◆ EXERCISE REQUIREMENTS
Please copy out every line in the records below that includes the word "Jobs".
== Segment start ==
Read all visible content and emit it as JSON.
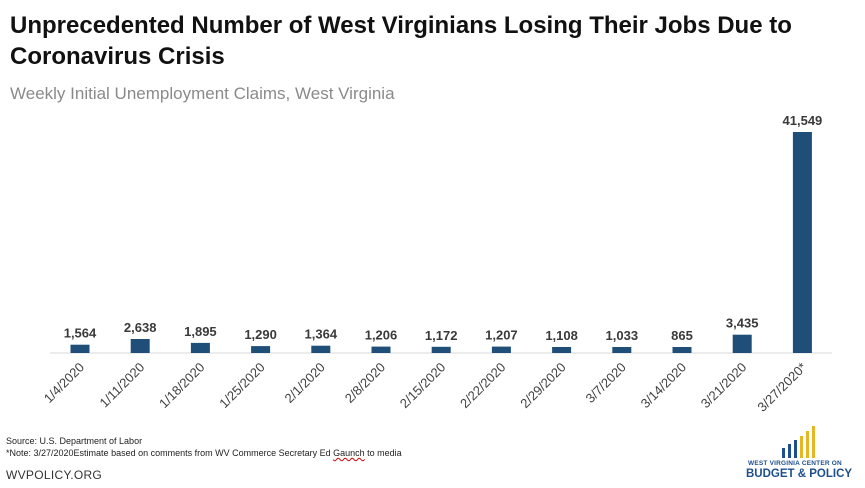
{
  "title": "Unprecedented Number of West Virginians Losing Their Jobs Due to Coronavirus Crisis",
  "subtitle": "Weekly Initial Unemployment Claims, West Virginia",
  "source": "Source: U.S. Department of Labor",
  "note_prefix": "*Note: 3/27/2020Estimate based on comments from WV Commerce Secretary Ed ",
  "note_wavy": "Gaunch",
  "note_suffix": " to media",
  "footer": "WVPOLICY.ORG",
  "logo": {
    "top_text": "WEST VIRGINIA CENTER ON",
    "bottom_text": "BUDGET & POLICY",
    "colors": {
      "blue": "#1d4f8c",
      "gold": "#e8b623"
    }
  },
  "colors": {
    "bar": "#1f4e79"
  },
  "chart_data": {
    "type": "bar",
    "categories": [
      "1/4/2020",
      "1/11/2020",
      "1/18/2020",
      "1/25/2020",
      "2/1/2020",
      "2/8/2020",
      "2/15/2020",
      "2/22/2020",
      "2/29/2020",
      "3/7/2020",
      "3/14/2020",
      "3/21/2020",
      "3/27/2020*"
    ],
    "values": [
      1564,
      2638,
      1895,
      1290,
      1364,
      1206,
      1172,
      1207,
      1108,
      1033,
      865,
      3435,
      41549
    ],
    "data_labels": [
      "1,564",
      "2,638",
      "1,895",
      "1,290",
      "1,364",
      "1,206",
      "1,172",
      "1,207",
      "1,108",
      "1,033",
      "865",
      "3,435",
      "41,549"
    ],
    "title": "Unprecedented Number of West Virginians Losing Their Jobs Due to Coronavirus Crisis",
    "subtitle": "Weekly Initial Unemployment Claims, West Virginia",
    "xlabel": "",
    "ylabel": "",
    "grid": false,
    "legend": "none"
  }
}
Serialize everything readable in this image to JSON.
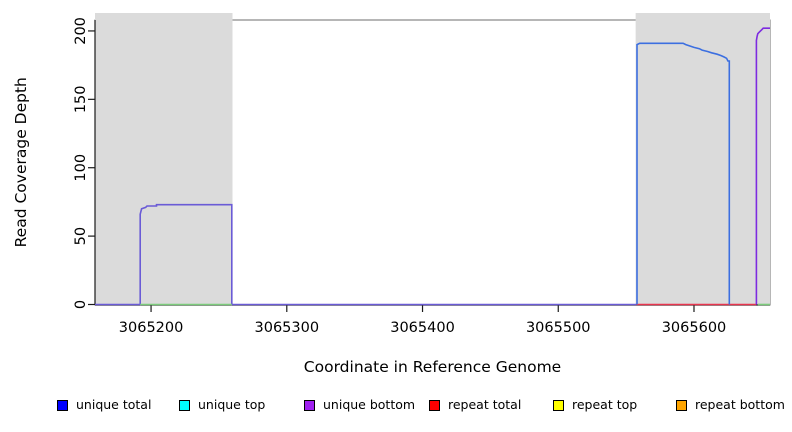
{
  "figure": {
    "xlabel": "Coordinate in Reference Genome",
    "ylabel": "Read Coverage Depth"
  },
  "legend": {
    "items": [
      {
        "label": "unique total",
        "color": "#0000FF"
      },
      {
        "label": "unique top",
        "color": "#00FFFF"
      },
      {
        "label": "unique bottom",
        "color": "#A020F0"
      },
      {
        "label": "repeat total",
        "color": "#FF0000"
      },
      {
        "label": "repeat top",
        "color": "#FFFF00"
      },
      {
        "label": "repeat bottom",
        "color": "#FFA500"
      }
    ]
  },
  "chart_data": {
    "type": "line",
    "title": "",
    "xlabel": "Coordinate in Reference Genome",
    "ylabel": "Read Coverage Depth",
    "xlim": [
      3065158.7,
      3065656.0
    ],
    "ylim": [
      0,
      208
    ],
    "x_ticks": [
      3065200,
      3065300,
      3065400,
      3065500,
      3065600
    ],
    "y_ticks": [
      0,
      50,
      100,
      150,
      200
    ],
    "grid": false,
    "legend_position": "bottom",
    "background_shading": [
      {
        "x_start": 3065158.7,
        "x_end": 3065260,
        "color": "#DBDBDB"
      },
      {
        "x_start": 3065557.0,
        "x_end": 3065656,
        "color": "#DBDBDB"
      }
    ],
    "series": [
      {
        "name": "unique-bottom left block plateau depth ~73",
        "color": "#6A5BD6",
        "points": [
          [
            3065158.7,
            0
          ],
          [
            3065192,
            0
          ],
          [
            3065192,
            66
          ],
          [
            3065193,
            70
          ],
          [
            3065196,
            71
          ],
          [
            3065197,
            72
          ],
          [
            3065204,
            72
          ],
          [
            3065204,
            73
          ],
          [
            3065259.5,
            73
          ],
          [
            3065259.5,
            0
          ],
          [
            3065557.5,
            0
          ]
        ]
      },
      {
        "name": "repeat-total baseline under right block",
        "color": "#E8354E",
        "points": [
          [
            3065557.5,
            0
          ],
          [
            3065646,
            0
          ]
        ]
      },
      {
        "name": "green baseline under left block (top-strand overlap)",
        "color": "#7CCB7C",
        "points": [
          [
            3065192,
            0
          ],
          [
            3065259.5,
            0
          ]
        ]
      },
      {
        "name": "unique-total right block plateau depth ~191 declining to ~180",
        "color": "#3C6FE0",
        "points": [
          [
            3065558,
            0
          ],
          [
            3065558,
            190
          ],
          [
            3065560,
            191
          ],
          [
            3065592,
            191
          ],
          [
            3065594,
            190
          ],
          [
            3065597,
            189
          ],
          [
            3065600,
            188
          ],
          [
            3065604,
            187
          ],
          [
            3065606,
            186
          ],
          [
            3065610,
            185
          ],
          [
            3065613,
            184
          ],
          [
            3065617,
            183
          ],
          [
            3065620,
            182
          ],
          [
            3065622,
            181
          ],
          [
            3065624,
            180
          ],
          [
            3065625,
            178
          ],
          [
            3065626,
            178
          ],
          [
            3065626,
            0
          ]
        ]
      },
      {
        "name": "unique-bottom right edge spike depth ~202",
        "color": "#7D2BE0",
        "points": [
          [
            3065646,
            0
          ],
          [
            3065646,
            193
          ],
          [
            3065646.5,
            196
          ],
          [
            3065647,
            198
          ],
          [
            3065648,
            199
          ],
          [
            3065650,
            201
          ],
          [
            3065651,
            202
          ],
          [
            3065656,
            202
          ]
        ]
      },
      {
        "name": "green baseline at right edge",
        "color": "#7CCB7C",
        "points": [
          [
            3065647,
            0
          ],
          [
            3065656,
            0
          ]
        ]
      }
    ]
  }
}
== Segment end ==
◆ SOLUTION TO THE PROBLEM
  "title": "Unprecedented Number of West Virginians Losing Their Jobs Due to Coronavirus Crisis",
    "title": "Unprecedented Number of West Virginians Losing Their Jobs Due to Coronavirus Crisis",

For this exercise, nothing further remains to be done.